┌──

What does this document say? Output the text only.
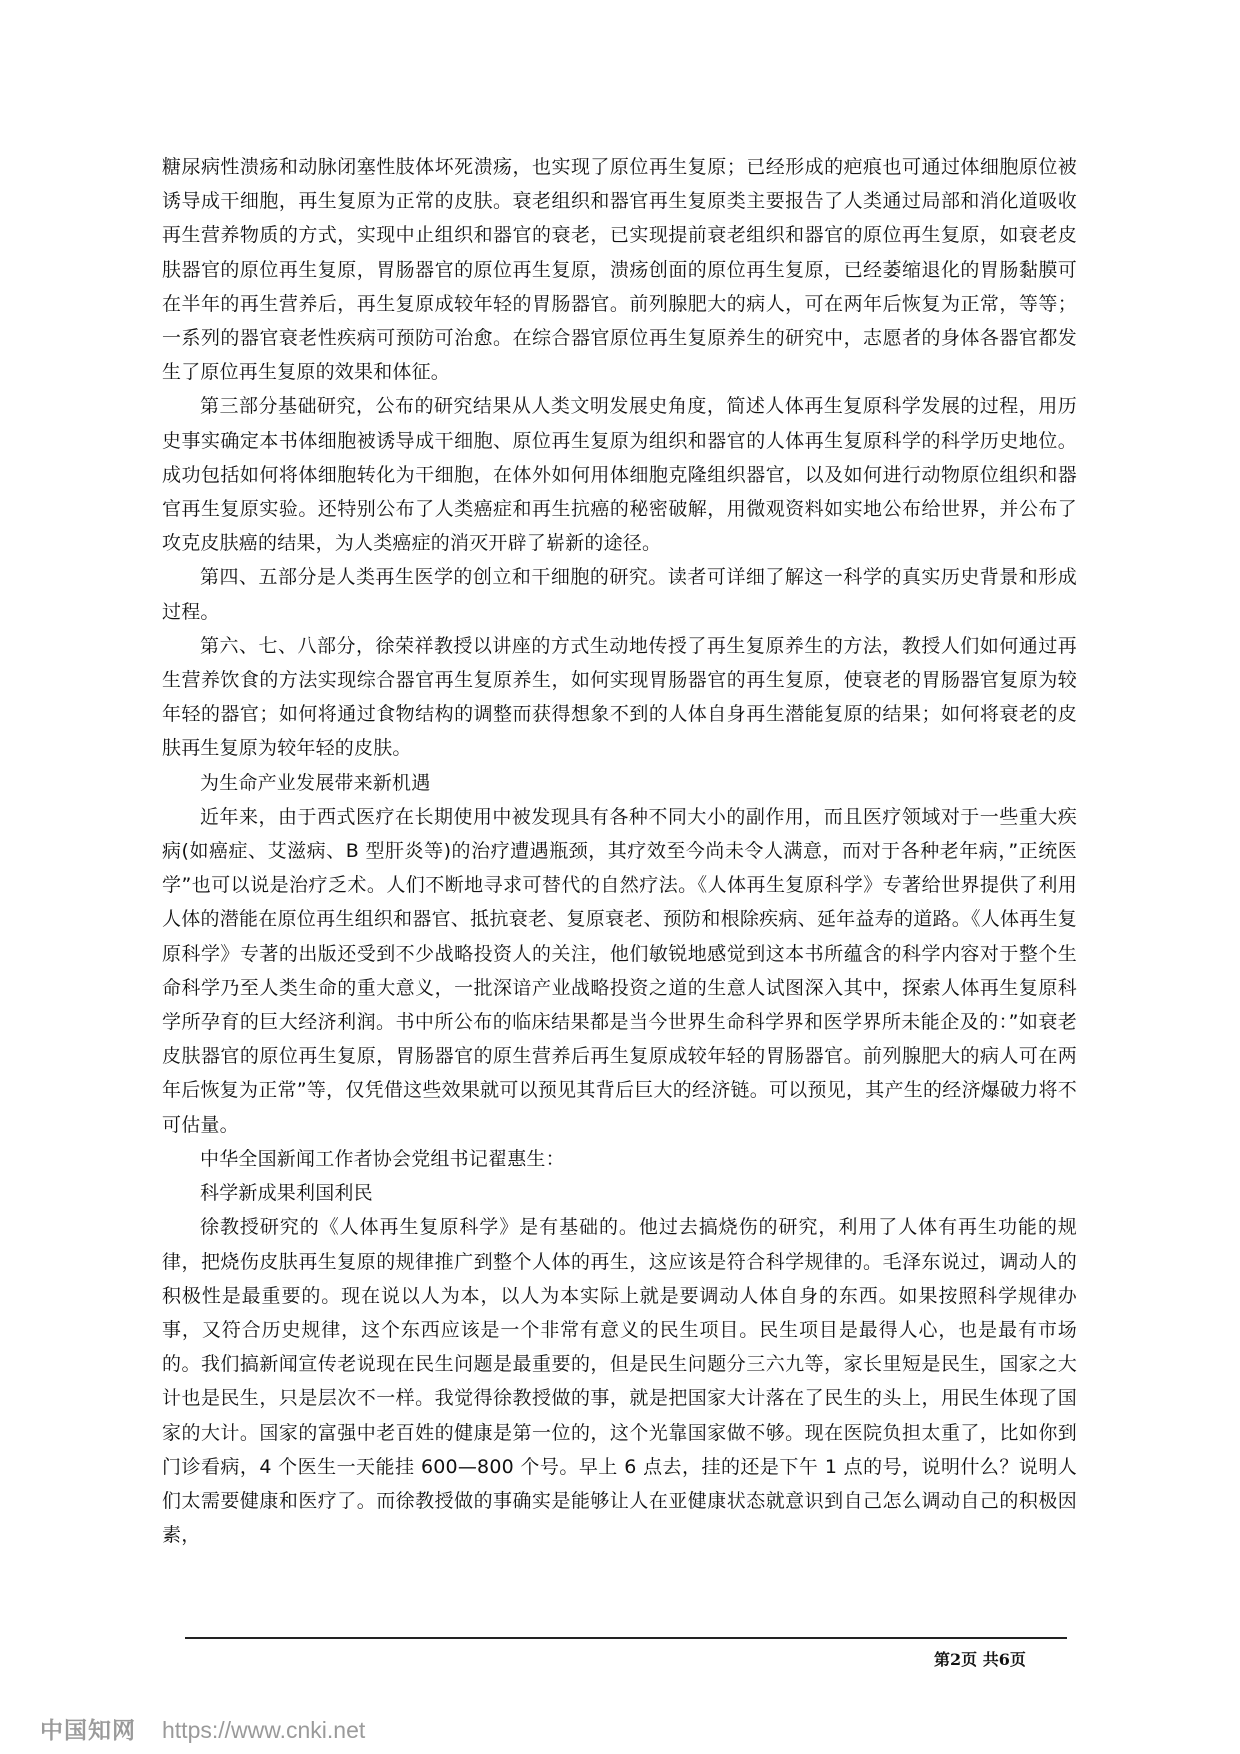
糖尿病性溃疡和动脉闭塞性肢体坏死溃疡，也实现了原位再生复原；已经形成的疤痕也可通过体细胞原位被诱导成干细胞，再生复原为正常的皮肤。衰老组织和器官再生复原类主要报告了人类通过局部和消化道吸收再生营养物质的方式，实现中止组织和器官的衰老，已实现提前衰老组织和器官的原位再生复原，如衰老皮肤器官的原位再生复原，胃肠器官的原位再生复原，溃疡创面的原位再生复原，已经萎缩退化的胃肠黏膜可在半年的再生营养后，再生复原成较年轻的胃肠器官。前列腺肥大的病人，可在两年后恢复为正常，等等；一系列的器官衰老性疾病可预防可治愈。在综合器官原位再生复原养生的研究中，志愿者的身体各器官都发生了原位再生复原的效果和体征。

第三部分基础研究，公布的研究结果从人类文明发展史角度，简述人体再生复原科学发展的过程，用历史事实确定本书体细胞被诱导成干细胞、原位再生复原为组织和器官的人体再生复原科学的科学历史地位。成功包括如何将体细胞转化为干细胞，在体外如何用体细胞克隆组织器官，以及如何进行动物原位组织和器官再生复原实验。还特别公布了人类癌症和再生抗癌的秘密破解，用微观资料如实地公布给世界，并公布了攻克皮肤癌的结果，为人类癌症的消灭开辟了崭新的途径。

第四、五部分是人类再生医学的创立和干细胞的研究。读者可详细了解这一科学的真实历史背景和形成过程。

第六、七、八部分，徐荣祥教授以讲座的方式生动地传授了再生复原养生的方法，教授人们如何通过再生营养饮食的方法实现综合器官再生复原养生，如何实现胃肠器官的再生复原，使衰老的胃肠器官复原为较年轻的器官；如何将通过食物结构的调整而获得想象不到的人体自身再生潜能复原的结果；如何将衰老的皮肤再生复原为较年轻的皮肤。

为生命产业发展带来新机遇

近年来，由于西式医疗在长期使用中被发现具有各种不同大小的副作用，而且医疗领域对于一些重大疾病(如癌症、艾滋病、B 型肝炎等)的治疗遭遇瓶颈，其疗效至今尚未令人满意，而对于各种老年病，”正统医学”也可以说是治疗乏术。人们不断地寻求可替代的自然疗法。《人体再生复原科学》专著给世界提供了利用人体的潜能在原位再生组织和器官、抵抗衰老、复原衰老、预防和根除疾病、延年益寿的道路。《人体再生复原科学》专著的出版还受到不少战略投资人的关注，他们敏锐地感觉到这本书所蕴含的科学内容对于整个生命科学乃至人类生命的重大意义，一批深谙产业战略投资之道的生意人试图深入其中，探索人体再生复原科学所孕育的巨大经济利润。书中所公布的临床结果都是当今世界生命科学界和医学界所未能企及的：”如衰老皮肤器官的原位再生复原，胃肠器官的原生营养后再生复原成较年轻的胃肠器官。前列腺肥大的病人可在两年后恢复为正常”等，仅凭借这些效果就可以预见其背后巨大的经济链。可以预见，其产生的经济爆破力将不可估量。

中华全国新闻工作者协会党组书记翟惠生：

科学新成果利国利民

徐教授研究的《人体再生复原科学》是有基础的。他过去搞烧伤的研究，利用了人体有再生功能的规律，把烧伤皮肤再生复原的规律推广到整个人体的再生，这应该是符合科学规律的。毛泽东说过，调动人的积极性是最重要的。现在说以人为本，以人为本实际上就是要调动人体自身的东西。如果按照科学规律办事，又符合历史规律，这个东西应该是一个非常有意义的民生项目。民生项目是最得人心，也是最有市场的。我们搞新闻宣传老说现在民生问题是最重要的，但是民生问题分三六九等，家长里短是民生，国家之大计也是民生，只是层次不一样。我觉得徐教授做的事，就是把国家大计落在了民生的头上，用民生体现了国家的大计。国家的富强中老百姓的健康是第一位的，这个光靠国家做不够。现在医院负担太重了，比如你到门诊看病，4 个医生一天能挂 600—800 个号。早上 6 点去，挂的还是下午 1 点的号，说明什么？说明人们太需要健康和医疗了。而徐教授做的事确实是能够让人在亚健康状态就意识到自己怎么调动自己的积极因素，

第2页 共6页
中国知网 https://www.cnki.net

└──

[INSTRUCTIONS TO FOLLOW]: Locate each line containing the string "如衰老皮肤器官的原位再生复原" and show it.

[TASK RESULT]:
糖尿病性溃疡和动脉闭塞性肢体坏死溃疡，也实现了原位再生复原；已经形成的疤痕也可通过体细胞原位被诱导成干细胞，再生复原为正常的皮肤。衰老组织和器官再生复原类主要报告了人类通过局部和消化道吸收再生营养物质的方式，实现中止组织和器官的衰老，已实现提前衰老组织和器官的原位再生复原，如衰老皮肤器官的原位再生复原，胃肠器官的原位再生复原，溃疡创面的原位再生复原，已经萎缩退化的胃肠黏膜可在半年的再生营养后，再生复原成较年轻的胃肠器官。前列腺肥大的病人，可在两年后恢复为正常，等等；一系列的器官衰老性疾病可预防可治愈。在综合器官原位再生复原养生的研究中，志愿者的身体各器官都发生了原位再生复原的效果和体征。
近年来，由于西式医疗在长期使用中被发现具有各种不同大小的副作用，而且医疗领域对于一些重大疾病(如癌症、艾滋病、B 型肝炎等)的治疗遭遇瓶颈，其疗效至今尚未令人满意，而对于各种老年病，”正统医学”也可以说是治疗乏术。人们不断地寻求可替代的自然疗法。《人体再生复原科学》专著给世界提供了利用人体的潜能在原位再生组织和器官、抵抗衰老、复原衰老、预防和根除疾病、延年益寿的道路。《人体再生复原科学》专著的出版还受到不少战略投资人的关注，他们敏锐地感觉到这本书所蕴含的科学内容对于整个生命科学乃至人类生命的重大意义，一批深谙产业战略投资之道的生意人试图深入其中，探索人体再生复原科学所孕育的巨大经济利润。书中所公布的临床结果都是当今世界生命科学界和医学界所未能企及的：”如衰老皮肤器官的原位再生复原，胃肠器官的原生营养后再生复原成较年轻的胃肠器官。前列腺肥大的病人可在两年后恢复为正常”等，仅凭借这些效果就可以预见其背后巨大的经济链。可以预见，其产生的经济爆破力将不可估量。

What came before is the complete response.